Your task is to gather the lines below that hold the string "сопротивление".

= = = = =

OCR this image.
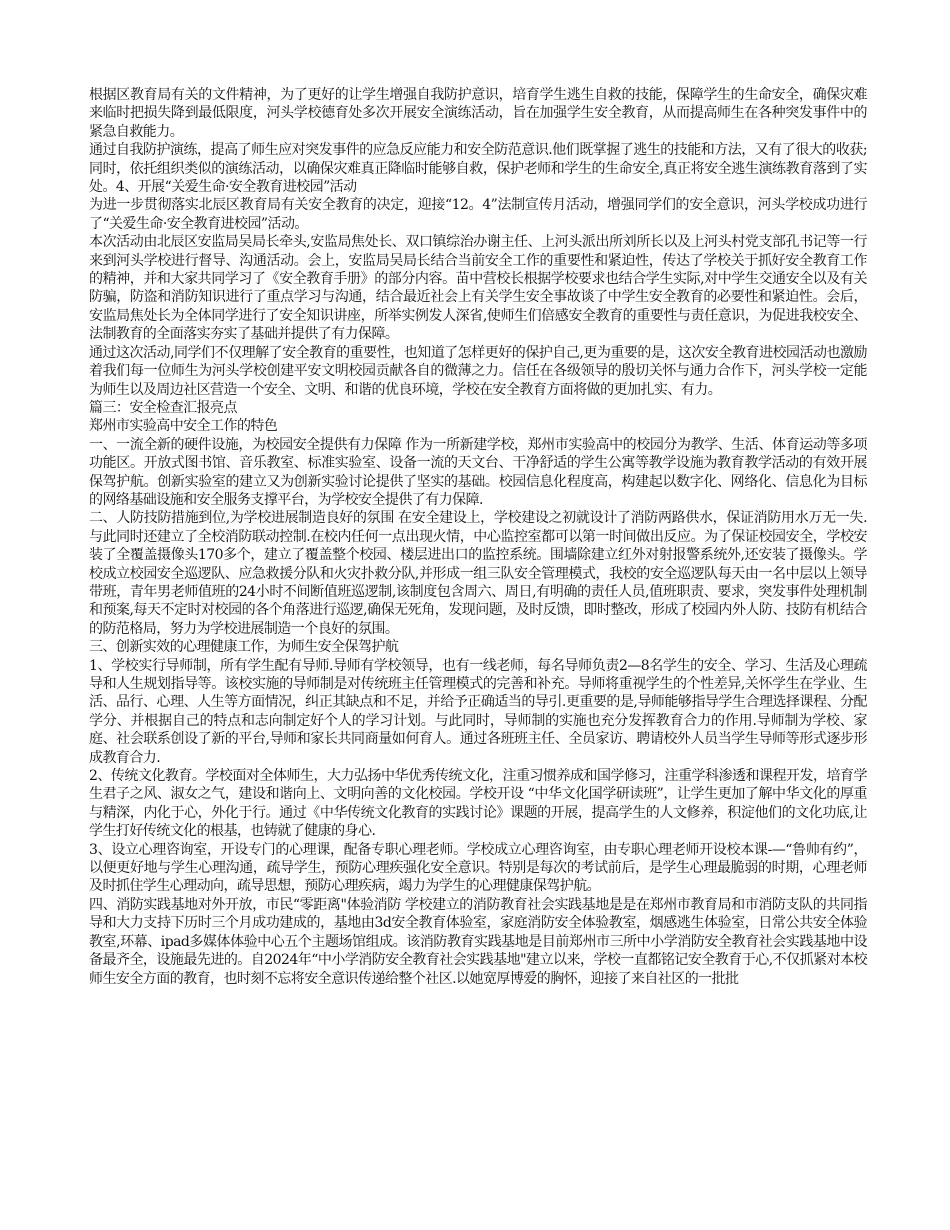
根据区教育局有关的文件精神，为了更好的让学生增强自我防护意识，培育学生逃生自救的技能，保障学生的生命安全，确保灾难来临时把损失降到最低限度，河头学校德育处多次开展安全演练活动，旨在加强学生安全教育，从而提高师生在各种突发事件中的紧急自救能力。

通过自我防护演练，提高了师生应对突发事件的应急反应能力和安全防范意识.他们既掌握了逃生的技能和方法，又有了很大的收获;同时，依托组织类似的演练活动，以确保灾难真正降临时能够自救，保护老师和学生的生命安全,真正将安全逃生演练教育落到了实处。4、开展“关爱生命·安全教育进校园”活动

为进一步贯彻落实北辰区教育局有关安全教育的决定，迎接“12。4”法制宣传月活动，增强同学们的安全意识，河头学校成功进行了“关爱生命·安全教育进校园”活动。

本次活动由北辰区安监局吴局长牵头,安监局焦处长、双口镇综治办谢主任、上河头派出所刘所长以及上河头村党支部孔书记等一行来到河头学校进行督导、沟通活动。会上，安监局吴局长结合当前安全工作的重要性和紧迫性，传达了学校关于抓好安全教育工作的精神，并和大家共同学习了《安全教育手册》的部分内容。苗中营校长根据学校要求也结合学生实际,对中学生交通安全以及有关防骗，防盗和消防知识进行了重点学习与沟通，结合最近社会上有关学生安全事故谈了中学生安全教育的必要性和紧迫性。会后，安监局焦处长为全体同学进行了安全知识讲座，所举实例发人深省,使师生们倍感安全教育的重要性与责任意识，为促进我校安全、法制教育的全面落实夯实了基础并提供了有力保障。

通过这次活动,同学们不仅理解了安全教育的重要性，也知道了怎样更好的保护自己,更为重要的是，这次安全教育进校园活动也激励着我们每一位师生为河头学校创建平安文明校园贡献各自的微薄之力。信任在各级领导的殷切关怀与通力合作下，河头学校一定能为师生以及周边社区营造一个安全、文明、和谐的优良环境，学校在安全教育方面将做的更加扎实、有力。

篇三：安全检查汇报亮点

郑州市实验高中安全工作的特色

一、一流全新的硬件设施，为校园安全提供有力保障 作为一所新建学校，郑州市实验高中的校园分为教学、生活、体育运动等多项功能区。开放式图书馆、音乐教室、标准实验室、设备一流的天文台、干净舒适的学生公寓等教学设施为教育教学活动的有效开展保驾护航。创新实验室的建立又为创新实验讨论提供了坚实的基础。校园信息化程度高，构建起以数字化、网络化、信息化为目标的网络基础设施和安全服务支撑平台，为学校安全提供了有力保障.

二、人防技防措施到位,为学校进展制造良好的氛围 在安全建设上，学校建设之初就设计了消防两路供水，保证消防用水万无一失.与此同时还建立了全校消防联动控制.在校内任何一点出现火情，中心监控室都可以第一时间做出反应。为了保证校园安全，学校安装了全覆盖摄像头170多个，建立了覆盖整个校园、楼层进出口的监控系统。围墙除建立红外对射报警系统外,还安装了摄像头。学校成立校园安全巡逻队、应急救援分队和火灾扑救分队,并形成一组三队安全管理模式，我校的安全巡逻队每天由一名中层以上领导带班，青年男老师值班的24小时不间断值班巡逻制,该制度包含周六、周日,有明确的责任人员,值班职责、要求，突发事件处理机制和预案,每天不定时对校园的各个角落进行巡逻,确保无死角，发现问题，及时反馈，即时整改，形成了校园内外人防、技防有机结合的防范格局，努力为学校进展制造一个良好的氛围。

三、创新实效的心理健康工作，为师生安全保驾护航

1、学校实行导师制，所有学生配有导师.导师有学校领导，也有一线老师，每名导师负责2—8名学生的安全、学习、生活及心理疏导和人生规划指导等。该校实施的导师制是对传统班主任管理模式的完善和补充。导师将重视学生的个性差异,关怀学生在学业、生活、品行、心理、人生等方面情况，纠正其缺点和不足，并给予正确适当的导引.更重要的是,导师能够指导学生合理选择课程、分配学分、并根据自己的特点和志向制定好个人的学习计划。与此同时，导师制的实施也充分发挥教育合力的作用.导师制为学校、家庭、社会联系创设了新的平台,导师和家长共同商量如何育人。通过各班班主任、全员家访、聘请校外人员当学生导师等形式逐步形成教育合力.

2、传统文化教育。学校面对全体师生，大力弘扬中华优秀传统文化，注重习惯养成和国学修习，注重学科渗透和课程开发，培育学生君子之风、淑女之气，建设和谐向上、文明向善的文化校园。学校开设 “中华文化国学研读班”，让学生更加了解中华文化的厚重与精深，内化于心，外化于行。通过《中华传统文化教育的实践讨论》课题的开展，提高学生的人文修养，积淀他们的文化功底,让学生打好传统文化的根基，也铸就了健康的身心.

3、设立心理咨询室，开设专门的心理课，配备专职心理老师。学校成立心理咨询室，由专职心理老师开设校本课-—“鲁帅有约”，以便更好地与学生心理沟通，疏导学生，预防心理疾强化安全意识。特别是每次的考试前后，是学生心理最脆弱的时期，心理老师及时抓住学生心理动向，疏导思想，预防心理疾病，竭力为学生的心理健康保驾护航。

四、消防实践基地对外开放，市民“零距离"体验消防 学校建立的消防教育社会实践基地是是在郑州市教育局和市消防支队的共同指导和大力支持下历时三个月成功建成的，基地由3d安全教育体验室，家庭消防安全体验教室，烟感逃生体验室，日常公共安全体验教室,环幕、ipad多媒体体验中心五个主题场馆组成。该消防教育实践基地是目前郑州市三所中小学消防安全教育社会实践基地中设备最齐全，设施最先进的。自2024年“中小学消防安全教育社会实践基地"建立以来，学校一直都铭记安全教育于心,不仅抓紧对本校师生安全方面的教育，也时刻不忘将安全意识传递给整个社区.以她宽厚博爱的胸怀，迎接了来自社区的一批批
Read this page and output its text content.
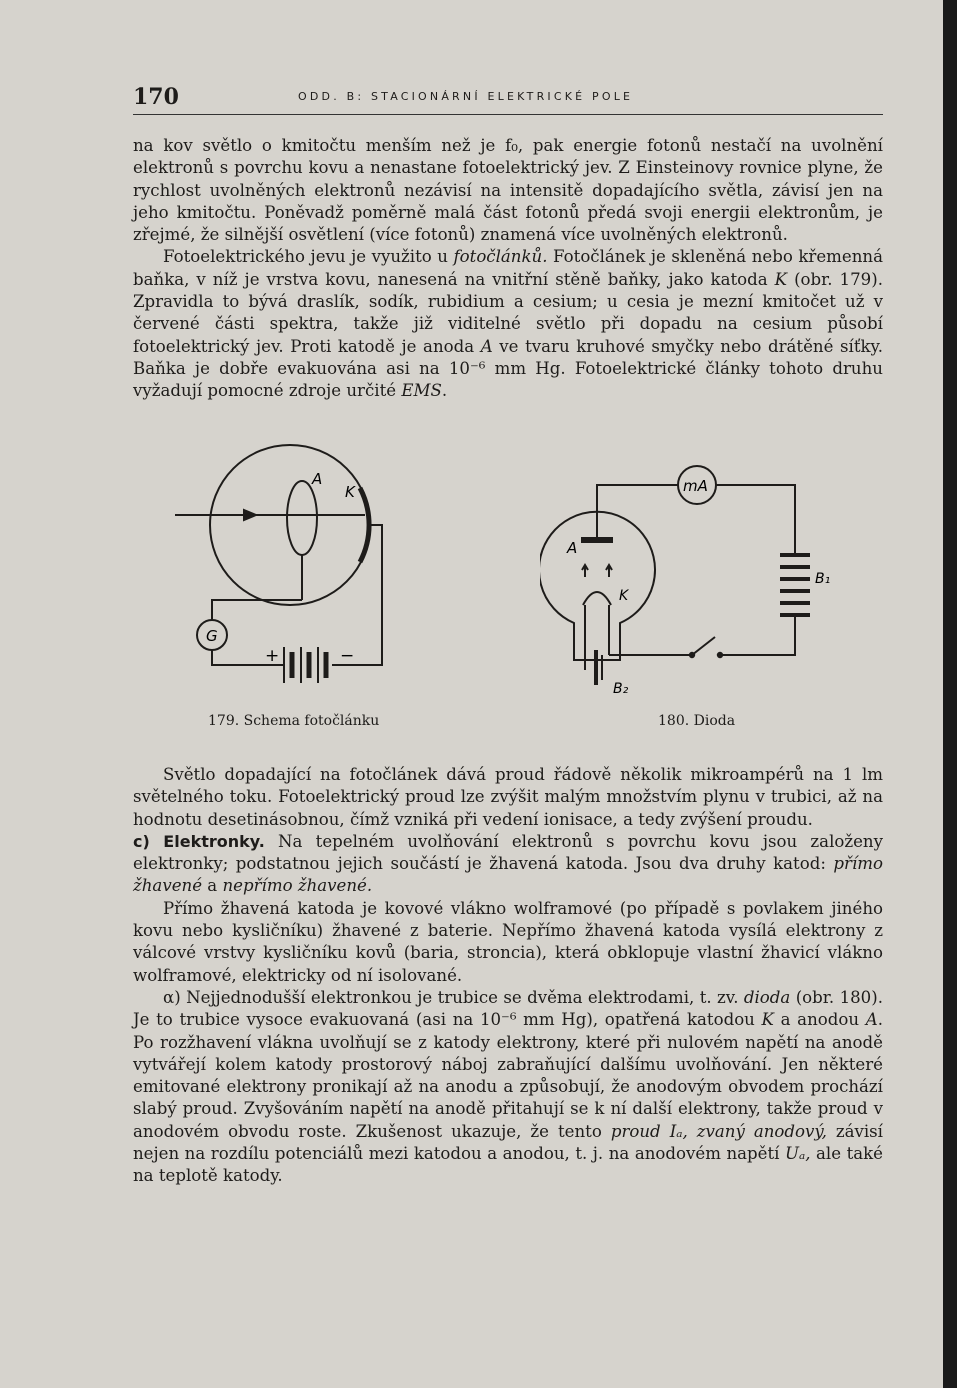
170	ODD. B: STACIONÁRNÍ ELEKTRICKÉ POLE

na kov světlo o kmitočtu menším než je f₀, pak energie fotonů nestačí na uvolnění elektronů s povrchu kovu a nenastane fotoelektrický jev. Z Einsteinovy rovnice plyne, že rychlost uvolněných elektronů nezávisí na intensitě dopadajícího světla, závisí jen na jeho kmitočtu. Poněvadž poměrně malá část fotonů předá svoji energii elektronům, je zřejmé, že silnější osvětlení (více fotonů) znamená více uvolněných elektronů.

Fotoelektrického jevu je využito u fotočlánků. Fotočlánek je skleněná nebo křemenná baňka, v níž je vrstva kovu, nanesená na vnitřní stěně baňky, jako katoda K (obr. 179). Zpravidla to bývá draslík, sodík, rubidium a cesium; u cesia je mezní kmitočet už v červené části spektra, takže již viditelné světlo při dopadu na cesium působí fotoelektrický jev. Proti katodě je anoda A ve tvaru kruhové smyčky nebo drátěné síťky. Baňka je dobře evakuována asi na 10⁻⁶ mm Hg. Fotoelektrické články tohoto druhu vyžadují pomocné zdroje určité EMS.

A
K
G
+	−
179. Schema fotočlánku
mA
A
K
B₁
B₂
180. Dioda

Světlo dopadající na fotočlánek dává proud řádově několik mikroampérů na 1 lm světelného toku. Fotoelektrický proud lze zvýšit malým množstvím plynu v trubici, až na hodnotu desetinásobnou, čímž vzniká při vedení ionisace, a tedy zvýšení proudu.

c) Elektronky. Na tepelném uvolňování elektronů s povrchu kovu jsou založeny elektronky; podstatnou jejich součástí je žhavená katoda. Jsou dva druhy katod: přímo žhavené a nepřímo žhavené.

Přímo žhavená katoda je kovové vlákno wolframové (po případě s povlakem jiného kovu nebo kysličníku) žhavené z baterie. Nepřímo žhavená katoda vysílá elektrony z válcové vrstvy kysličníku kovů (baria, stroncia), která obklopuje vlastní žhavicí vlákno wolframové, elektricky od ní isolované.

α) Nejjednodušší elektronkou je trubice se dvěma elektrodami, t. zv. dioda (obr. 180). Je to trubice vysoce evakuovaná (asi na 10⁻⁶ mm Hg), opatřená katodou K a anodou A. Po rozžhavení vlákna uvolňují se z katody elektrony, které při nulovém napětí na anodě vytvářejí kolem katody prostorový náboj zabraňující dalšímu uvolňování. Jen některé emitované elektrony pronikají až na anodu a způsobují, že anodovým obvodem prochází slabý proud. Zvyšováním napětí na anodě přitahují se k ní další elektrony, takže proud v anodovém obvodu roste. Zkušenost ukazuje, že tento proud Iₐ, zvaný anodový, závisí nejen na rozdílu potenciálů mezi katodou a anodou, t. j. na anodovém napětí Uₐ, ale také na teplotě katody.
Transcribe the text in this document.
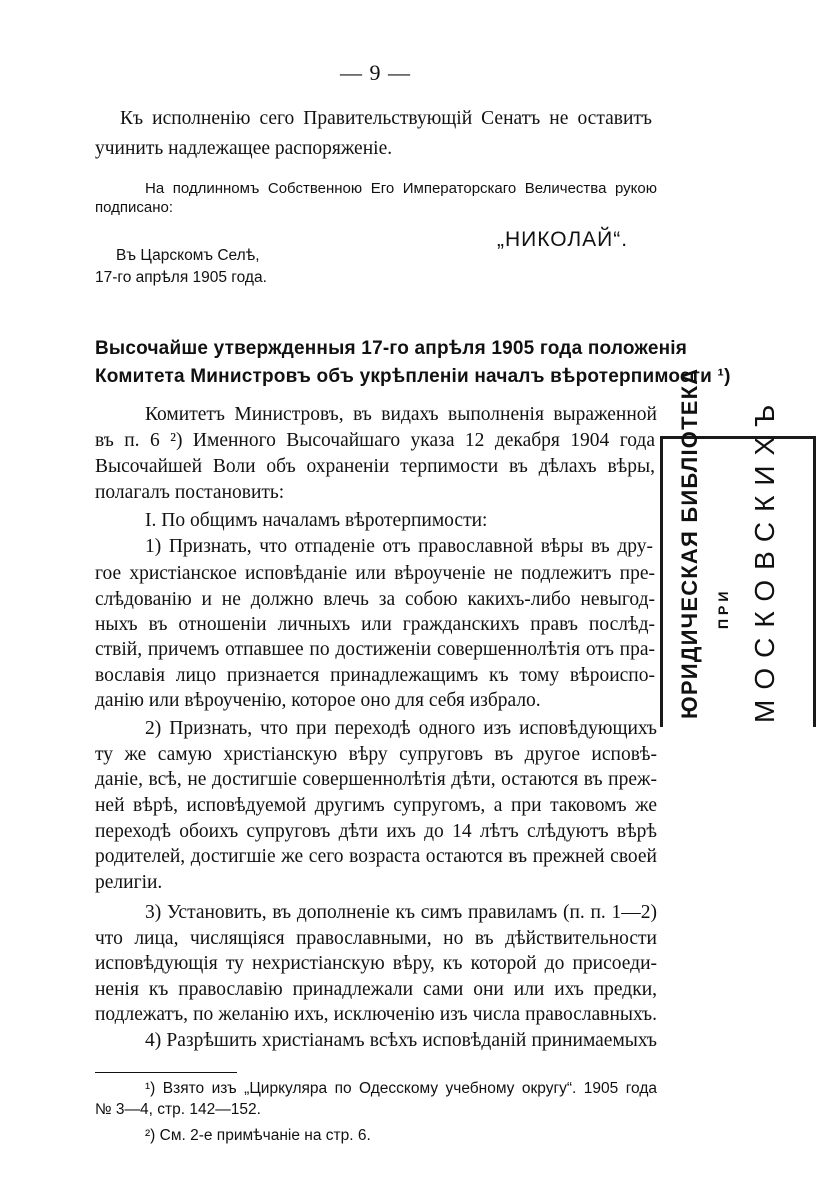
— 9 —
Къ исполненію сего Правительствующій Сенатъ не оставитъ
учинить надлежащее распоряженіе.
На подлинномъ Собственною Его Императорскаго Величества рукою
подписано:
„НИКОЛАЙ“.
Въ Царскомъ Селѣ,
17-го апрѣля 1905 года.
Высочайше утвержденныя 17-го апрѣля 1905 года положенія
Комитета Министровъ объ укрѣпленіи началъ вѣротерпимости ¹)
Комитетъ Министровъ, въ видахъ выполненія выраженной
въ п. 6 ²) Именного Высочайшаго указа 12 декабря 1904 года
Высочайшей Воли объ охраненіи терпимости въ дѣлахъ вѣры,
полагалъ постановить:
I. По общимъ началамъ вѣротерпимости:
1) Признать, что отпаденіе отъ православной вѣры въ дру-
гое христіанское исповѣданіе или вѣроученіе не подлежитъ пре-
слѣдованію и не должно влечь за собою какихъ-либо невыгод-
ныхъ въ отношеніи личныхъ или гражданскихъ правъ послѣд-
ствій, причемъ отпавшее по достиженіи совершеннолѣтія отъ пра-
вославія лицо признается принадлежащимъ къ тому вѣроиспо-
данію или вѣроученію, которое оно для себя избрало.
2) Признать, что при переходѣ одного изъ исповѣдующихъ
ту же самую христіанскую вѣру супруговъ въ другое исповѣ-
даніе, всѣ, не достигшіе совершеннолѣтія дѣти, остаются въ преж-
ней вѣрѣ, исповѣдуемой другимъ супругомъ, а при таковомъ же
переходѣ обоихъ супруговъ дѣти ихъ до 14 лѣтъ слѣдуютъ вѣрѣ
родителей, достигшіе же сего возраста остаются въ прежней своей
религіи.
3) Установить, въ дополненіе къ симъ правиламъ (п. п. 1—2)
что лица, числящіяся православными, но въ дѣйствительности
исповѣдующія ту нехристіанскую вѣру, къ которой до присоеди-
ненія къ православію принадлежали сами они или ихъ предки,
подлежатъ, по желанію ихъ, исключенію изъ числа православныхъ.
4) Разрѣшить христіанамъ всѣхъ исповѣданій принимаемыхъ
¹) Взято изъ „Циркуляра по Одесскому учебному округу“. 1905 года
№ 3—4, стр. 142—152.
²) См. 2-е примѣчаніе на стр. 6.
ЮРИДИЧЕСКАЯ БИБЛІОТЕКА ПРИ МОСКОВСКИХЪ
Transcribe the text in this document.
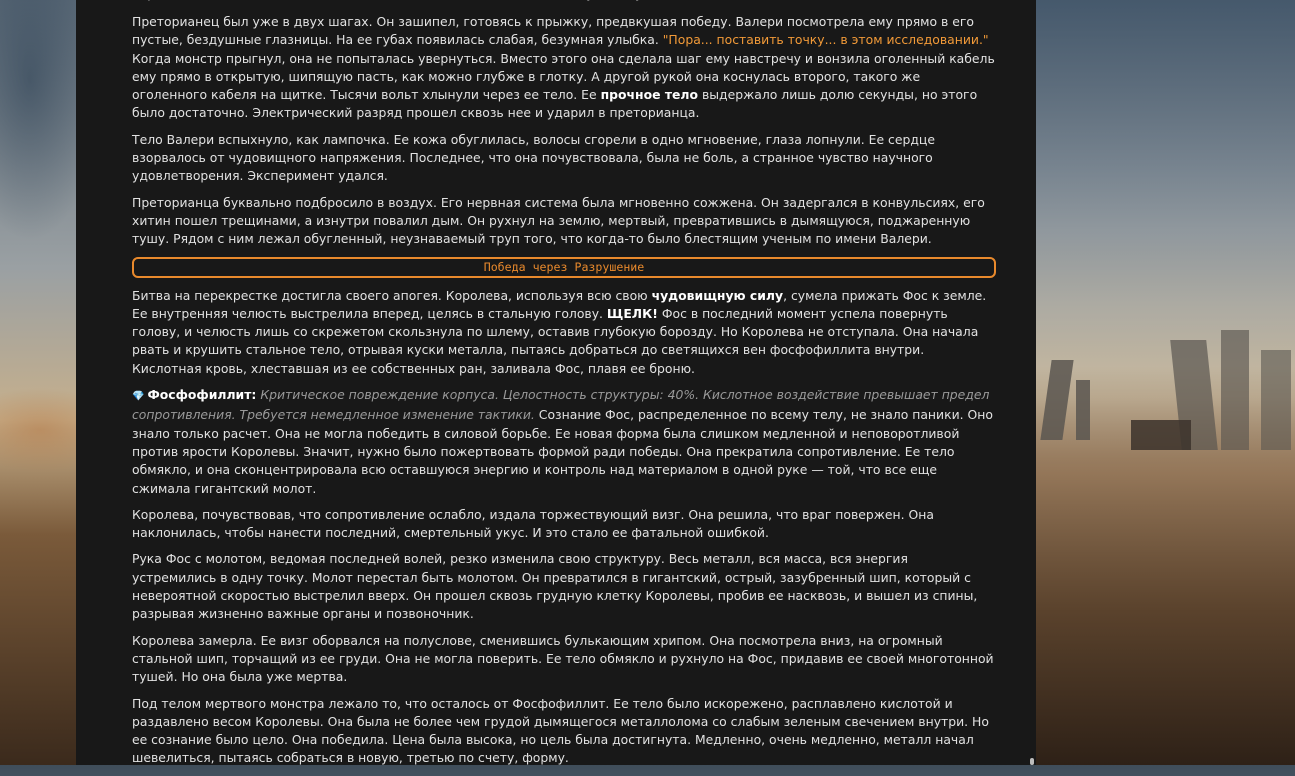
Преторианец был уже в двух шагах. Он зашипел, готовясь к прыжку, предвкушая победу. Валери посмотрела ему прямо в его пустые, бездушные глазницы. На ее губах появилась слабая, безумная улыбка. "Пора... поставить точку... в этом исследовании." Когда монстр прыгнул, она не попыталась увернуться. Вместо этого она сделала шаг ему навстречу и вонзила оголенный кабель ему прямо в открытую, шипящую пасть, как можно глубже в глотку. А другой рукой она коснулась второго, такого же оголенного кабеля на щитке. Тысячи вольт хлынули через ее тело. Ее прочное тело выдержало лишь долю секунды, но этого было достаточно. Электрический разряд прошел сквозь нее и ударил в преторианца.

Тело Валери вспыхнуло, как лампочка. Ее кожа обуглилась, волосы сгорели в одно мгновение, глаза лопнули. Ее сердце взорвалось от чудовищного напряжения. Последнее, что она почувствовала, была не боль, а странное чувство научного удовлетворения. Эксперимент удался.

Преторианца буквально подбросило в воздух. Его нервная система была мгновенно сожжена. Он задергался в конвульсиях, его хитин пошел трещинами, а изнутри повалил дым. Он рухнул на землю, мертвый, превратившись в дымящуюся, поджаренную тушу. Рядом с ним лежал обугленный, неузнаваемый труп того, что когда-то было блестящим ученым по имени Валери.

Победа через Разрушение

Битва на перекрестке достигла своего апогея. Королева, используя всю свою чудовищную силу, сумела прижать Фос к земле. Ее внутренняя челюсть выстрелила вперед, целясь в стальную голову. ЩЕЛК! Фос в последний момент успела повернуть голову, и челюсть лишь со скрежетом скользнула по шлему, оставив глубокую борозду. Но Королева не отступала. Она начала рвать и крушить стальное тело, отрывая куски металла, пытаясь добраться до светящихся вен фосфофиллита внутри. Кислотная кровь, хлеставшая из ее собственных ран, заливала Фос, плавя ее броню.

💎 Фосфофиллит: Критическое повреждение корпуса. Целостность структуры: 40%. Кислотное воздействие превышает предел сопротивления. Требуется немедленное изменение тактики. Сознание Фос, распределенное по всему телу, не знало паники. Оно знало только расчет. Она не могла победить в силовой борьбе. Ее новая форма была слишком медленной и неповоротливой против ярости Королевы. Значит, нужно было пожертвовать формой ради победы. Она прекратила сопротивление. Ее тело обмякло, и она сконцентрировала всю оставшуюся энергию и контроль над материалом в одной руке — той, что все еще сжимала гигантский молот.

Королева, почувствовав, что сопротивление ослабло, издала торжествующий визг. Она решила, что враг повержен. Она наклонилась, чтобы нанести последний, смертельный укус. И это стало ее фатальной ошибкой.

Рука Фос с молотом, ведомая последней волей, резко изменила свою структуру. Весь металл, вся масса, вся энергия устремились в одну точку. Молот перестал быть молотом. Он превратился в гигантский, острый, зазубренный шип, который с невероятной скоростью выстрелил вверх. Он прошел сквозь грудную клетку Королевы, пробив ее насквозь, и вышел из спины, разрывая жизненно важные органы и позвоночник.

Королева замерла. Ее визг оборвался на полуслове, сменившись булькающим хрипом. Она посмотрела вниз, на огромный стальной шип, торчащий из ее груди. Она не могла поверить. Ее тело обмякло и рухнуло на Фос, придавив ее своей многотонной тушей. Но она была уже мертва.

Под телом мертвого монстра лежало то, что осталось от Фосфофиллит. Ее тело было искорежено, расплавлено кислотой и раздавлено весом Королевы. Она была не более чем грудой дымящегося металлолома со слабым зеленым свечением внутри. Но ее сознание было цело. Она победила. Цена была высока, но цель была достигнута. Медленно, очень медленно, металл начал шевелиться, пытаясь собраться в новую, третью по счету, форму.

= = = = =

(Output for this exercise):
💎 Фосфофиллит: Критическое повреждение корпуса. Целостность структуры: 40%. Кислотное воздействие превышает предел сопротивления. Требуется немедленное изменение тактики. Сознание Фос, распределенное по всему телу, не знало паники. Оно знало только расчет. Она не могла победить в силовой борьбе. Ее новая форма была слишком медленной и неповоротливой против ярости Королевы. Значит, нужно было пожертвовать формой ради победы. Она прекратила сопротивление. Ее тело обмякло, и она сконцентрировала всю оставшуюся энергию и контроль над материалом в одной руке — той, что все еще сжимала гигантский молот.
Королева, почувствовав, что сопротивление ослабло, издала торжествующий визг. Она решила, что враг повержен. Она наклонилась, чтобы нанести последний, смертельный укус. И это стало ее фатальной ошибкой.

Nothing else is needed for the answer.